_GIVEN DATA_

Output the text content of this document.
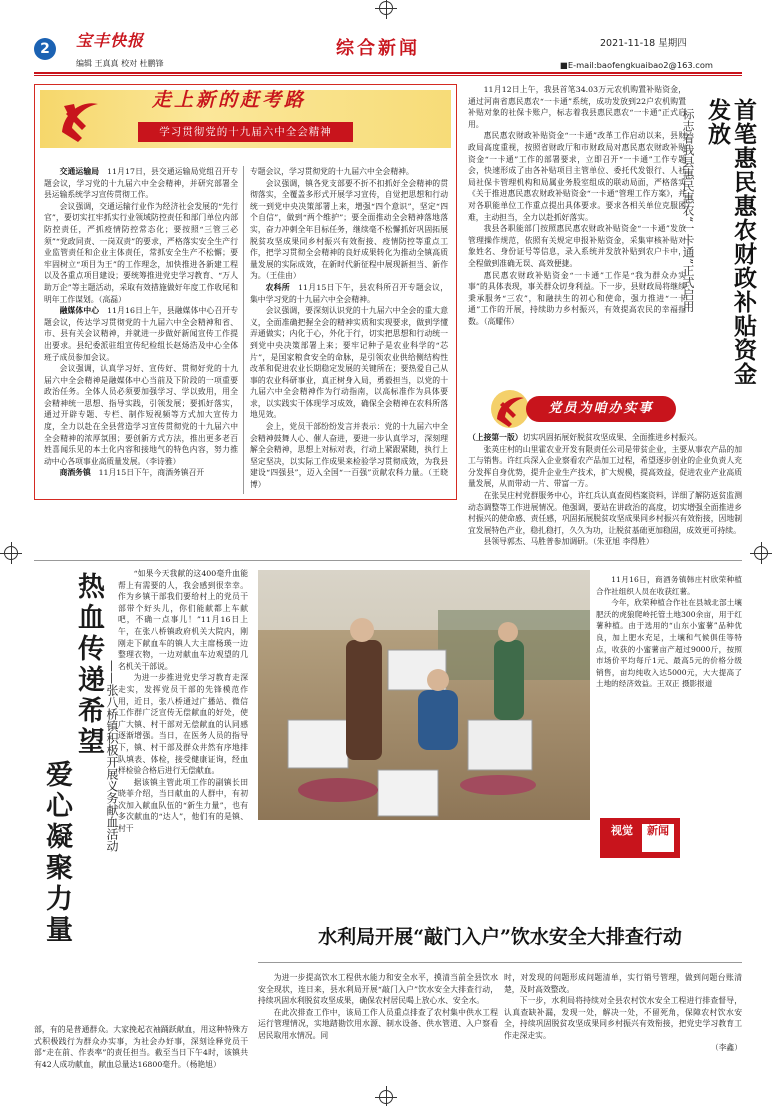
2	宝丰快报
编辑 王真真 校对 杜鹏锋
综合新闻	2021-11-18 星期四
■E-mail:baofengkuaibao2@163.com
走上新的赶考路
学习贯彻党的十九届六中全会精神

交通运输局　 11月17日，县交通运输局党组召开专题会议，学习党的十九届六中全会精神，并研究部署全县运输系统学习宣传贯彻工作。

会议强调，交通运输行业作为经济社会发展的“先行官”，要切实扛牢抓实行业领域防控责任和部门单位内部防控责任，严抓疫情防控常态化；要按照“三管三必须”“党政同责、一岗双责”的要求，严格落实安全生产行业监管责任和企业主体责任，常抓安全生产不松懈；要牢固树立“项目为王”的工作理念，加快推进各新建工程以及各重点项目建设；要统筹推进党史学习教育、“万人助万企”等主题活动，采取有效措施做好年度工作收尾和明年工作谋划。（高磊）

融媒体中心　 11月16日上午，县融媒体中心召开专题会议，传达学习贯彻党的十九届六中全会精神和省、市、县有关会议精神，并就进一步做好新闻宣传工作提出要求。县纪委派驻组宣传纪检组长赵炀浩及中心全体班子成员参加会议。

会议强调，认真学习好、宣传好、贯彻好党的十九届六中全会精神是融媒体中心当前及下阶段的一项重要政治任务。全体人员必须要加强学习、学以致用，用全会精神统一思想、指导实践，引领发展；要抓好落实，通过开辟专题、专栏、制作短视频等方式加大宣传力度，全力以赴在全县营造学习宣传贯彻党的十九届六中全会精神的浓厚氛围；要创新方式方法，推出更多老百姓喜闻乐见的本土化内容和接地气的特色内容，努力推动中心各项事业高质量发展。（李诗雅）

商酒务镇　 11月15日下午，商酒务镇召开

专题会议，学习贯彻党的十九届六中全会精神。

会议强调，镇各党支部要不折不扣抓好全会精神的贯彻落实，全覆盖多形式开展学习宣传，自觉把思想和行动统一到党中央决策部署上来，增强“四个意识”，坚定“四个自信”，做到“两个维护”；要全面推动全会精神落地落实，奋力冲刺全年目标任务，继续毫不松懈抓好巩固拓展脱贫攻坚成果同乡村振兴有效衔接、疫情防控等重点工作，把学习贯彻全会精神的良好成果转化为推动全镇高质量发展的实际成效，在新时代新征程中展现新担当、新作为。（王佳由）

农科所　 11月15日下午，县农科所召开专题会议，集中学习党的十九届六中全会精神。

会议强调，要深刻认识党的十九届六中全会的重大意义，全面准确把握全会的精神实质和实现要求，做到学懂弄通做实；内化于心，外化于行，切实把思想和行动统一到党中央决策部署上来；要牢记种子是农业科学的“芯片”，是国家粮食安全的命脉，是引领农业供给侧结构性改革和促进农业长期稳定发展的关键所在；要热爱自己从事的农业科研事业，真正树身入局，勇毅担当，以党的十九届六中全会精神作为行动指南，以高标准作为具体要求，以实践实干体现学习成效，确保全会精神在农科所落地见效。

会上，党员干部纷纷发言并表示：党的十九届六中全会精神鼓舞人心、催人奋进，要进一步认真学习，深刻理解全会精神，思想上对标对表，行动上紧跟紧随，执行上坚定坚决，以实际工作成果来检验学习贯彻成效，为我县建设“四强县”，迈入全国“一百强”贡献农科力量。（王晓博）

11月12日上午，我县首笔34.03万元农机购置补贴资金，通过河南省惠民惠农“一卡通”系统，成功发放到22户农机购置补贴对象的社保卡账户，标志着我县惠民惠农“一卡通”正式启用。

惠民惠农财政补贴资金“一卡通”改革工作启动以来，县财政局高度重视，按照省财政厅和市财政局对惠民惠农财政补贴资金“一卡通”工作的部署要求，立即召开“一卡通”工作专题会，快速形成了由各补贴项目主管单位、委托代发银行、人社局社保卡管理机构和局属业务股室组成的联动局面，严格落实《关于推进惠民惠农财政补贴资金“一卡通”管理工作方案》，并对各职能单位工作重点提出具体要求。要求各相关单位克服困难，主动担当，全力以赴抓好落实。

我县各职能部门按照惠民惠农财政补贴资金“一卡通”发放管理操作规范，依照有关规定申报补贴资金，采集审核补贴对象姓名、身份证号等信息，录入系统并发放补贴到农户卡中，全程做到准确无误、高效便捷。

惠民惠农财政补贴资金“一卡通”工作是“我为群众办实事”的具体表现，事关群众切身利益。下一步，县财政局将继续秉承服务“三农”，和融扶生的初心和使命，强力推进“一卡通”工作的开展，持续助力乡村振兴，有效提高农民的幸福指数。（高耀伟）	首笔惠民惠农财政补贴资金发放
标志着我县惠民惠农“一卡通”正式启用
党员为咱办实事

（上接第一版）切实巩固拓展好脱贫攻坚成果、全面推进乡村振兴。

张英庄村的山里霍农业开发有限责任公司是带贫企业，主要从事农产品的加工与销售。许红兵深入企业察看农产品加工过程，希望逐步创业的企业负责人充分发挥自身优势，提升企业生产技术，扩大规模，提高效益，促进农业产业高质量发展，从而带动一片、带富一方。

在张吴庄村党群服务中心，许红兵认真查阅档案资料，详细了解防返贫监测动态调整等工作进展情况。他强调，要站在讲政治的高度，切实增强全面推进乡村振兴的使命感、责任感，巩固拓展脱贫攻坚成果同乡村振兴有效衔接，因地制宜发展特色产业，稳扎稳打，久久为功，让脱贫基础更加稳固，成效更可持续。

县领导郭杰、马胜普参加调研。（朱亚旭 李得胜）

热血传递希望
爱心凝聚力量
——张八桥镇积极开展义务献血活动

“如果今天我献的这400毫升血能帮上有需要的人，我会感到很幸幸。作为乡镇干部我们要给村上的党员干部带个好头儿，你们能献都上车献吧，不确一点事儿！”11月16日上午，在张八桥镇政府机关大院内，刚刚走下献血车的镇人大主席杨瑛一边整理衣物，一边对献血车边观望的几名机关干部说。

为进一步推进党史学习教育走深走实，发挥党员干部的先锋模范作用，近日，张八桥通过广播站、微信工作群广泛宣传无偿献血的好处，使广大镇、村干部对无偿献血的认同感逐渐增强。当日，在医务人员的指导下，镇、村干部及群众井然有序地排队填表、体检，接受健康证询，经血样检验合格后进行无偿献血。

据该镇主管此项工作的副镇长田晓菲介绍，当日献血的人群中，有初次加入献血队伍的“新生力量”，也有多次献血的“达人”，他们有的是镇、村干

部，有的是普通群众。大家挽起衣袖踊跃献血，用这种特殊方式积极践行为群众办实事，为社会办好事，深刻诠释党员干部“走在前、作表率”的责任担当。截至当日下午4时，该镇共有42人成功献血，献血总量达16800毫升。（杨艳旭）

11月16日，商酒务镇韩庄村欣荣种植合作社组织人员在收获红薯。

今年，欣荣种植合作社在县城北部土壤肥沃的虎狼爬岭托管土地300余亩，用于红薯种植。由于选用的“山东小蜜薯”品种优良，加上肥水充足，土壤和气候俱佳等特点，收获的小蜜薯亩产超过9000斤，按照市场价平均每斤1元、最高5元的价格分级销售，亩均纯收入达5000元，大大提高了土地的经济效益。王双正 摄影报道

视觉	新闻
水利局开展“敲门入户”饮水安全大排查行动

为进一步提高饮水工程供水能力和安全水平，摸清当前全县饮水安全现状，连日来，县水利局开展“敲门入户”饮水安全大排查行动，持续巩固水利脱贫攻坚成果，确保农村居民喝上放心水、安全水。

在此次排查工作中，该局工作人员重点排查了农村集中供水工程运行管理情况，实地踏勘饮用水源、制水设备、供水管道、入户察看居民取用水情况。同

时，对发现的问题形成问题清单，实行销号管理，做到问题台账清楚，及时高效整改。

下一步，水利局将持续对全县农村饮水安全工程进行排查督导，认真查缺补漏，发现一处，解决一处，不留死角，保障农村饮水安全，持续巩固脱贫攻坚成果同乡村振兴有效衔接，把党史学习教育工作走深走实。

（李鑫）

_GIVEN INSTRUCTION_
Pick out every line above that contains the word "敲门入户" and copy it.

_OUTPUT_
水利局开展“敲门入户”饮水安全大排查行动
为进一步提高饮水工程供水能力和安全水平，摸清当前全县饮水安全现状，连日来，县水利局开展“敲门入户”饮水安全大排查行动，持续巩固水利脱贫攻坚成果，确保农村居民喝上放心水、安全水。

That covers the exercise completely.